#### [GOAL]
Among the lines below, how many carry the string "network"? Reply with a number and nothing else.

#### [DATASET CONTENT]
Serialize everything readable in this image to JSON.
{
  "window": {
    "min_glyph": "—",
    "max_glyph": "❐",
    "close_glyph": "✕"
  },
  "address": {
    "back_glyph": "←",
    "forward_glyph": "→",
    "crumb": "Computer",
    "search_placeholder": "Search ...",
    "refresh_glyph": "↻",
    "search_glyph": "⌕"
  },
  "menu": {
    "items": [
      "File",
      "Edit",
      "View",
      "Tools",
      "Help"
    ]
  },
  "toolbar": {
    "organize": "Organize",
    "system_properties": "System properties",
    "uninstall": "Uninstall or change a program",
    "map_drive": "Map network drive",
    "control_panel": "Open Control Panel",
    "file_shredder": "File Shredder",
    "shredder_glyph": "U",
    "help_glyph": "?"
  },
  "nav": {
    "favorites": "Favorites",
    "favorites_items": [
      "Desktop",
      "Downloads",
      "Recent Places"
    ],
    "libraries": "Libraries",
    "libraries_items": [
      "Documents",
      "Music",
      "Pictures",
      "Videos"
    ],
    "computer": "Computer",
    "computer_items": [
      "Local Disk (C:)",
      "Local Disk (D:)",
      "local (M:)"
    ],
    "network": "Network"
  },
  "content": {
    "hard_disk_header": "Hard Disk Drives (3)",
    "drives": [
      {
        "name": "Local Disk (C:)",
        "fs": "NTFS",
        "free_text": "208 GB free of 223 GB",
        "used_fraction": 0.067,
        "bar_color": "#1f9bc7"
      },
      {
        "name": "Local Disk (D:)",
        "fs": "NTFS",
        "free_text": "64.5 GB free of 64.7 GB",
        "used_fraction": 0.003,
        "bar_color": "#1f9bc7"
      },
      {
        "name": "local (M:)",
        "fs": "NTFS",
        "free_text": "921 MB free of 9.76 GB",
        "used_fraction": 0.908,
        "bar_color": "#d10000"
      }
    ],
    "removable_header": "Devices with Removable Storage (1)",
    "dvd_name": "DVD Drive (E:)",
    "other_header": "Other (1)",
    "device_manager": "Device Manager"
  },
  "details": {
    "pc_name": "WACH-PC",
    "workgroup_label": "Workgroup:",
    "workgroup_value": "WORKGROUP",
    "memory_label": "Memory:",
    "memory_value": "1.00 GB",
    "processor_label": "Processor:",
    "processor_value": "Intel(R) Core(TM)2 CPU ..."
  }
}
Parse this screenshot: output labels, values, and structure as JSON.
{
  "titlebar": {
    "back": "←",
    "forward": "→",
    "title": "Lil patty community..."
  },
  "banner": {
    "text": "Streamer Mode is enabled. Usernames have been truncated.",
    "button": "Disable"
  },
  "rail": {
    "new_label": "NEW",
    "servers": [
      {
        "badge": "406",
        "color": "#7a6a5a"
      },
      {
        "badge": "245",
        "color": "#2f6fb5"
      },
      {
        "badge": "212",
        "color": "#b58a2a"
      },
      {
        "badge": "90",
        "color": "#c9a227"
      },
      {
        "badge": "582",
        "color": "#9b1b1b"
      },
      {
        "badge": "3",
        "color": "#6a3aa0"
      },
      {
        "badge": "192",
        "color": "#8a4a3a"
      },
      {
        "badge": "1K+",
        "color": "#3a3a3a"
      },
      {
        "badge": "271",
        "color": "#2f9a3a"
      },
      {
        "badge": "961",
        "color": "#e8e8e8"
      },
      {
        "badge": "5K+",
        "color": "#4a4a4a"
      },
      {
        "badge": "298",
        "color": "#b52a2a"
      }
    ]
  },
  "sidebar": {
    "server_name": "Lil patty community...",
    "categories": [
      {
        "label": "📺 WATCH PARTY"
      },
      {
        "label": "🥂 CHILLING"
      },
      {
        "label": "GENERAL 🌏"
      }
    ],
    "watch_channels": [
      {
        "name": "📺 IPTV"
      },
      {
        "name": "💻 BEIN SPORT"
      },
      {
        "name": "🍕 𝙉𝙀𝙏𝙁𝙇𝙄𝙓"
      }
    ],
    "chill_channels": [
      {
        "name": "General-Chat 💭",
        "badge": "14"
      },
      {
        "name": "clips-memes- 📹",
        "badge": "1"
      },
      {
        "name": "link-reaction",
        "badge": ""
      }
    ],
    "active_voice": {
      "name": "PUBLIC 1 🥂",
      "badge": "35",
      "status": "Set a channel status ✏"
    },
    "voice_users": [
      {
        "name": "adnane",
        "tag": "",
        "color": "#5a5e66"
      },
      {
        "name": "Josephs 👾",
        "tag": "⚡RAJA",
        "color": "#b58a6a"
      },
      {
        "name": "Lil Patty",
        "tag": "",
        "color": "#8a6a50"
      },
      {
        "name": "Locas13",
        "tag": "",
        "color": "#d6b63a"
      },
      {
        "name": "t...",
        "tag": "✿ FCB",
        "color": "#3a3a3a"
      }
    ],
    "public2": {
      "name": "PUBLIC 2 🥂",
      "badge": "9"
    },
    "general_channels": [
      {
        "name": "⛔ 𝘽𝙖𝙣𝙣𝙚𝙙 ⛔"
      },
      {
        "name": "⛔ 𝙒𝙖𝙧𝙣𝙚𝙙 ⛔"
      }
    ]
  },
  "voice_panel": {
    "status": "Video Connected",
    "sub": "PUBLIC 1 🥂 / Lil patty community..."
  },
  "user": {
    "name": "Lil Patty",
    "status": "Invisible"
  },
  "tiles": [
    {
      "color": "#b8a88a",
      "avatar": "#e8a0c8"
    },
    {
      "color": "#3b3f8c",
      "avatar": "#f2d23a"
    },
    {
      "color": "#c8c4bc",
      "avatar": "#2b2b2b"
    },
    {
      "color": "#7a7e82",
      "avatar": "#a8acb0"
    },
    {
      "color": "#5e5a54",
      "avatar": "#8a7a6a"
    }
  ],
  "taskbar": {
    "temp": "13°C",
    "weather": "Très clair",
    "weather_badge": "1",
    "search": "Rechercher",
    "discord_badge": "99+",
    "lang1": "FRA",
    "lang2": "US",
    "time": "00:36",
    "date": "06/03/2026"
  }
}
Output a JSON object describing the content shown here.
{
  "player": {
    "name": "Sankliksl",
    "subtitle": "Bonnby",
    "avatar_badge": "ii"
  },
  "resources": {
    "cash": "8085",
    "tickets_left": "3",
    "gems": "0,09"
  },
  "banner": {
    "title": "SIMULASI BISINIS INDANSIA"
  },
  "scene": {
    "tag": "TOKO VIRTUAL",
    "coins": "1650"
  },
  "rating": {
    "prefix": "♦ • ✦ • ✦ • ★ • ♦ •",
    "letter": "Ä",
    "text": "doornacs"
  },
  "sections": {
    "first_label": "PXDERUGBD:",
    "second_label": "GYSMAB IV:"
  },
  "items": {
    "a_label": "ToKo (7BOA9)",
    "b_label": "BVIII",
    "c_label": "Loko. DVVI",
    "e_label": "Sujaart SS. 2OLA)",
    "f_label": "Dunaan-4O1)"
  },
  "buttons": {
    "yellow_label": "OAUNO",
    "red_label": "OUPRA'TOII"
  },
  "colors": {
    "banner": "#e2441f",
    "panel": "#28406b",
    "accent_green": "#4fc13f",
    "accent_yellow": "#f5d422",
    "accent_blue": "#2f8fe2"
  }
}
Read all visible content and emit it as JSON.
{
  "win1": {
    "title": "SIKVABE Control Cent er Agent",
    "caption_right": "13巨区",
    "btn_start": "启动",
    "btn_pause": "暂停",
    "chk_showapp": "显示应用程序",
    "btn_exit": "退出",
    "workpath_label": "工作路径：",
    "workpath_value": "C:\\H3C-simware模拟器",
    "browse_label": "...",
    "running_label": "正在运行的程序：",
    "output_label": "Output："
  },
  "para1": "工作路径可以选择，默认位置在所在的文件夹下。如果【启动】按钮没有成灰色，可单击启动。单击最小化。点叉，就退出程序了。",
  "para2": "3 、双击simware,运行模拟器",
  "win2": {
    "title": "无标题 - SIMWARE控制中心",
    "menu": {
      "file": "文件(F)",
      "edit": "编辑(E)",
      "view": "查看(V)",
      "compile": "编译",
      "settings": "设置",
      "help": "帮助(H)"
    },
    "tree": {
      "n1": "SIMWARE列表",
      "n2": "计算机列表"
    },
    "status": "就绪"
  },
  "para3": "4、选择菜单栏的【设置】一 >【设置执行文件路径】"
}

#### [REPLY]
2